### What the task asks
Only the text of the entries below should be returned, exactly as given, without pictures.

(Stored items)
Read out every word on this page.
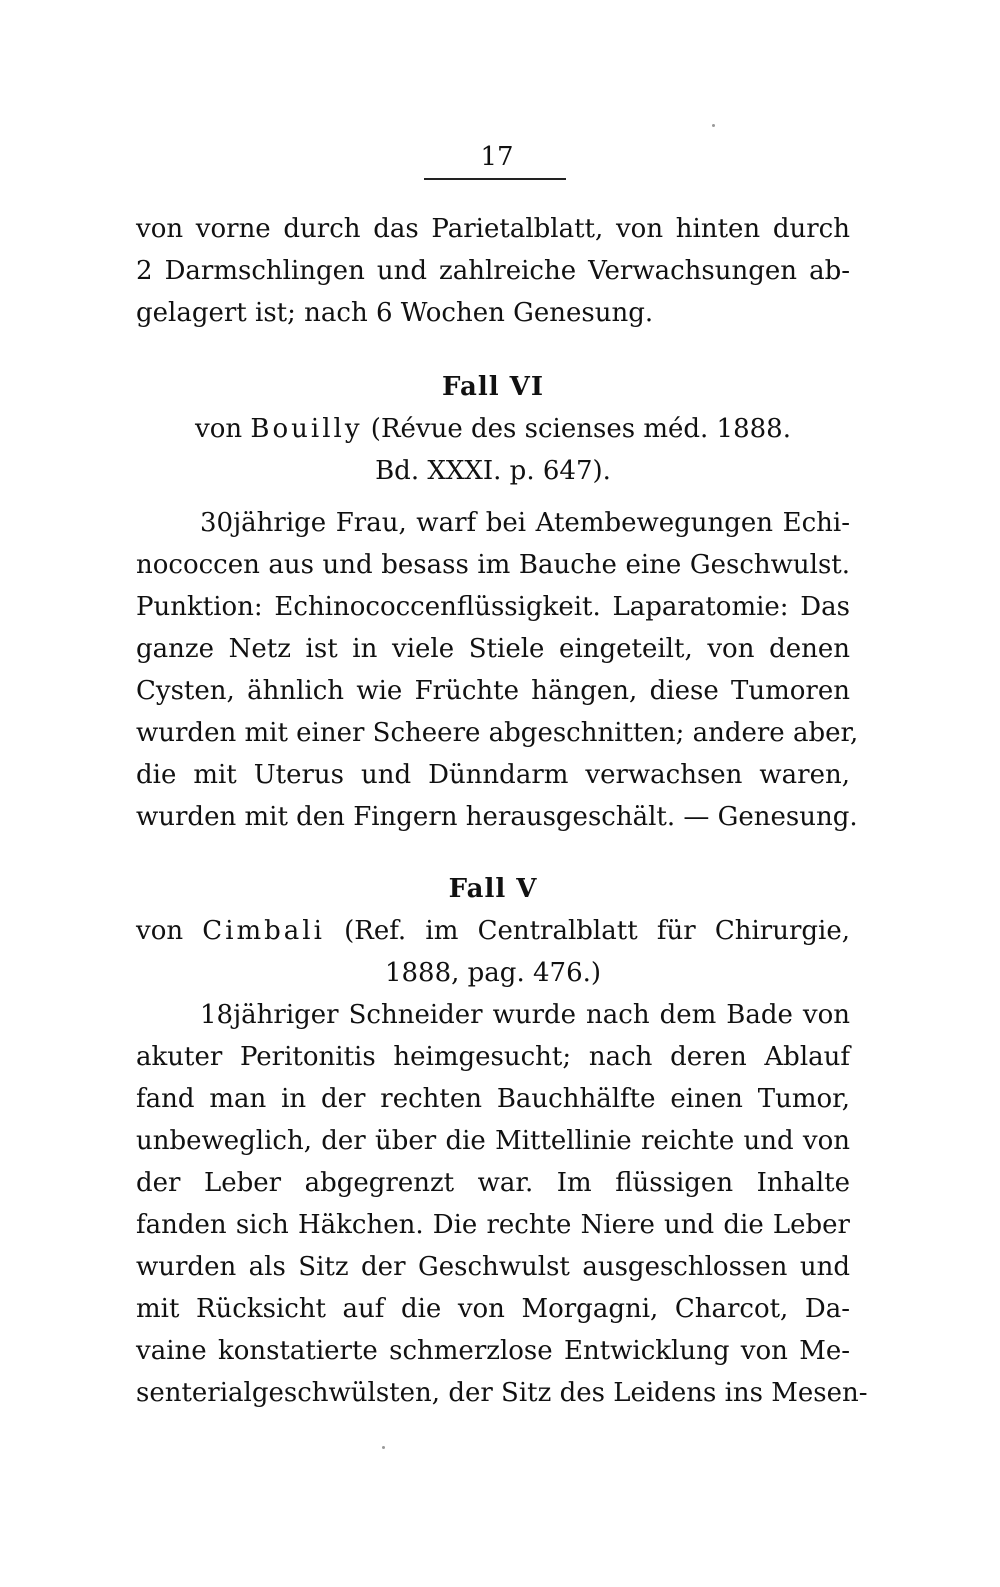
17
von vorne durch das Parietalblatt, von hinten durch
2 Darmschlingen und zahlreiche Verwachsungen ab-
gelagert ist; nach 6 Wochen Genesung.
Fall VI
von Bouilly (Révue des scienses méd. 1888.
Bd. XXXI. p. 647).
30jährige Frau, warf bei Atembewegungen Echi-
nococcen aus und besass im Bauche eine Geschwulst.
Punktion: Echinococcenflüssigkeit. Laparatomie: Das
ganze Netz ist in viele Stiele eingeteilt, von denen
Cysten, ähnlich wie Früchte hängen, diese Tumoren
wurden mit einer Scheere abgeschnitten; andere aber,
die mit Uterus und Dünndarm verwachsen waren,
wurden mit den Fingern herausgeschält. — Genesung.
Fall V
von Cimbali (Ref. im Centralblatt für Chirurgie,
1888, pag. 476.)
18jähriger Schneider wurde nach dem Bade von
akuter Peritonitis heimgesucht; nach deren Ablauf
fand man in der rechten Bauchhälfte einen Tumor,
unbeweglich, der über die Mittellinie reichte und von
der Leber abgegrenzt war. Im flüssigen Inhalte
fanden sich Häkchen. Die rechte Niere und die Leber
wurden als Sitz der Geschwulst ausgeschlossen und
mit Rücksicht auf die von Morgagni, Charcot, Da-
vaine konstatierte schmerzlose Entwicklung von Me-
senterialgeschwülsten, der Sitz des Leidens ins Mesen-
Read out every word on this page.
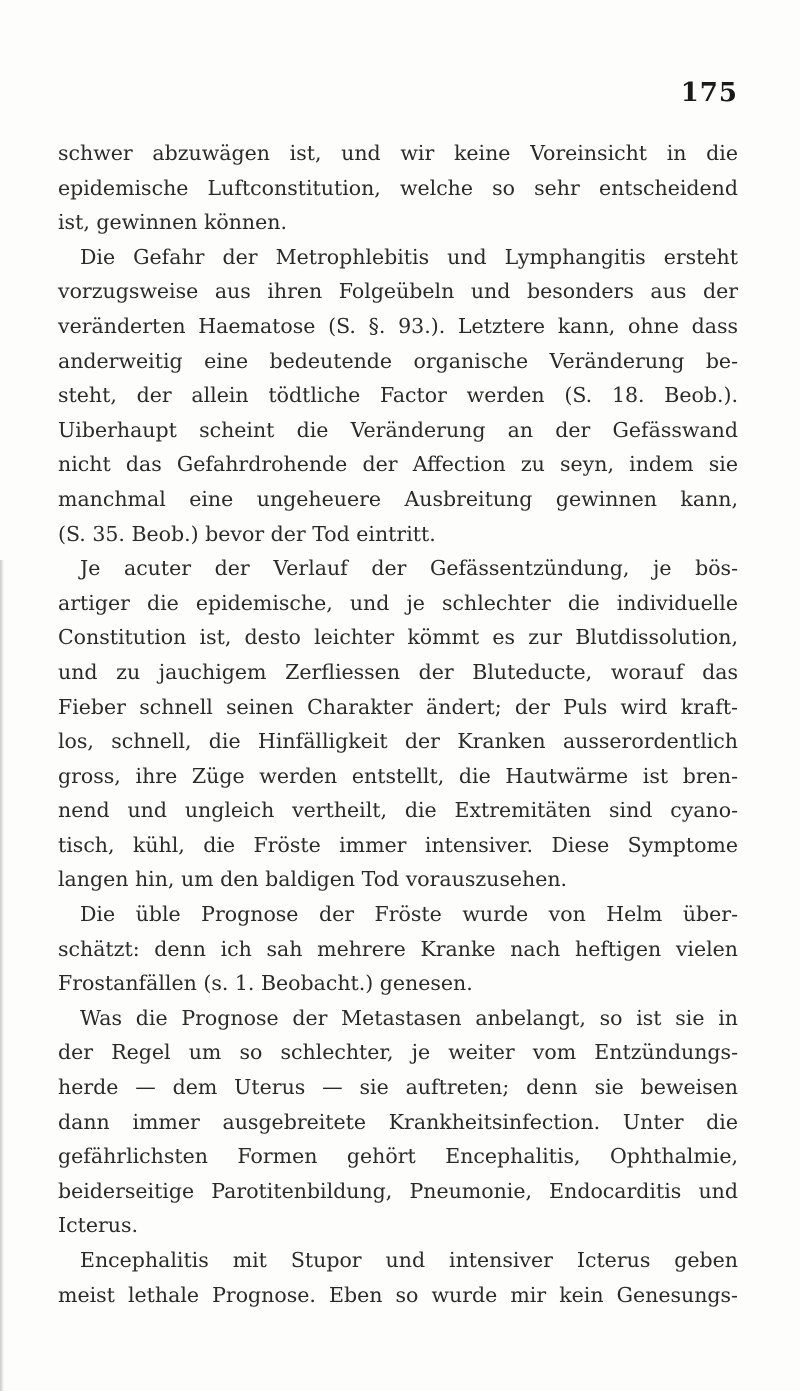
175
schwer abzuwägen ist, und wir keine Voreinsicht in die
epidemische Luftconstitution, welche so sehr entscheidend
ist, gewinnen können.
Die Gefahr der Metrophlebitis und Lymphangitis ersteht
vorzugsweise aus ihren Folgeübeln und besonders aus der
veränderten Haematose (S. §. 93.). Letztere kann, ohne dass
anderweitig eine bedeutende organische Veränderung be-
steht, der allein tödtliche Factor werden (S. 18. Beob.).
Uiberhaupt scheint die Veränderung an der Gefässwand
nicht das Gefahrdrohende der Affection zu seyn, indem sie
manchmal eine ungeheuere Ausbreitung gewinnen kann,
(S. 35. Beob.) bevor der Tod eintritt.
Je acuter der Verlauf der Gefässentzündung, je bös-
artiger die epidemische, und je schlechter die individuelle
Constitution ist, desto leichter kömmt es zur Blutdissolution,
und zu jauchigem Zerfliessen der Bluteducte, worauf das
Fieber schnell seinen Charakter ändert; der Puls wird kraft-
los, schnell, die Hinfälligkeit der Kranken ausserordentlich
gross, ihre Züge werden entstellt, die Hautwärme ist bren-
nend und ungleich vertheilt, die Extremitäten sind cyano-
tisch, kühl, die Fröste immer intensiver. Diese Symptome
langen hin, um den baldigen Tod vorauszusehen.
Die üble Prognose der Fröste wurde von Helm über-
schätzt: denn ich sah mehrere Kranke nach heftigen vielen
Frostanfällen (s. 1. Beobacht.) genesen.
Was die Prognose der Metastasen anbelangt, so ist sie in
der Regel um so schlechter, je weiter vom Entzündungs-
herde — dem Uterus — sie auftreten; denn sie beweisen
dann immer ausgebreitete Krankheitsinfection. Unter die
gefährlichsten Formen gehört Encephalitis, Ophthalmie,
beiderseitige Parotitenbildung, Pneumonie, Endocarditis und
Icterus.
Encephalitis mit Stupor und intensiver Icterus geben
meist lethale Prognose. Eben so wurde mir kein Genesungs-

### Final answer
Read out every word on this page.
17
von vorne durch das Parietalblatt, von hinten durch
2 Darmschlingen und zahlreiche Verwachsungen ab-
gelagert ist; nach 6 Wochen Genesung.
Fall VI
von Bouilly (Révue des scienses méd. 1888.
Bd. XXXI. p. 647).
30jährige Frau, warf bei Atembewegungen Echi-
nococcen aus und besass im Bauche eine Geschwulst.
Punktion: Echinococcenflüssigkeit. Laparatomie: Das
ganze Netz ist in viele Stiele eingeteilt, von denen
Cysten, ähnlich wie Früchte hängen, diese Tumoren
wurden mit einer Scheere abgeschnitten; andere aber,
die mit Uterus und Dünndarm verwachsen waren,
wurden mit den Fingern herausgeschält. — Genesung.
Fall V
von Cimbali (Ref. im Centralblatt für Chirurgie,
1888, pag. 476.)
18jähriger Schneider wurde nach dem Bade von
akuter Peritonitis heimgesucht; nach deren Ablauf
fand man in der rechten Bauchhälfte einen Tumor,
unbeweglich, der über die Mittellinie reichte und von
der Leber abgegrenzt war. Im flüssigen Inhalte
fanden sich Häkchen. Die rechte Niere und die Leber
wurden als Sitz der Geschwulst ausgeschlossen und
mit Rücksicht auf die von Morgagni, Charcot, Da-
vaine konstatierte schmerzlose Entwicklung von Me-
senterialgeschwülsten, der Sitz des Leidens ins Mesen-
Read out every word on this page.
175
schwer abzuwägen ist, und wir keine Voreinsicht in die
epidemische Luftconstitution, welche so sehr entscheidend
ist, gewinnen können.
Die Gefahr der Metrophlebitis und Lymphangitis ersteht
vorzugsweise aus ihren Folgeübeln und besonders aus der
veränderten Haematose (S. §. 93.). Letztere kann, ohne dass
anderweitig eine bedeutende organische Veränderung be-
steht, der allein tödtliche Factor werden (S. 18. Beob.).
Uiberhaupt scheint die Veränderung an der Gefässwand
nicht das Gefahrdrohende der Affection zu seyn, indem sie
manchmal eine ungeheuere Ausbreitung gewinnen kann,
(S. 35. Beob.) bevor der Tod eintritt.
Je acuter der Verlauf der Gefässentzündung, je bös-
artiger die epidemische, und je schlechter die individuelle
Constitution ist, desto leichter kömmt es zur Blutdissolution,
und zu jauchigem Zerfliessen der Bluteducte, worauf das
Fieber schnell seinen Charakter ändert; der Puls wird kraft-
los, schnell, die Hinfälligkeit der Kranken ausserordentlich
gross, ihre Züge werden entstellt, die Hautwärme ist bren-
nend und ungleich vertheilt, die Extremitäten sind cyano-
tisch, kühl, die Fröste immer intensiver. Diese Symptome
langen hin, um den baldigen Tod vorauszusehen.
Die üble Prognose der Fröste wurde von Helm über-
schätzt: denn ich sah mehrere Kranke nach heftigen vielen
Frostanfällen (s. 1. Beobacht.) genesen.
Was die Prognose der Metastasen anbelangt, so ist sie in
der Regel um so schlechter, je weiter vom Entzündungs-
herde — dem Uterus — sie auftreten; denn sie beweisen
dann immer ausgebreitete Krankheitsinfection. Unter die
gefährlichsten Formen gehört Encephalitis, Ophthalmie,
beiderseitige Parotitenbildung, Pneumonie, Endocarditis und
Icterus.
Encephalitis mit Stupor und intensiver Icterus geben
meist lethale Prognose. Eben so wurde mir kein Genesungs-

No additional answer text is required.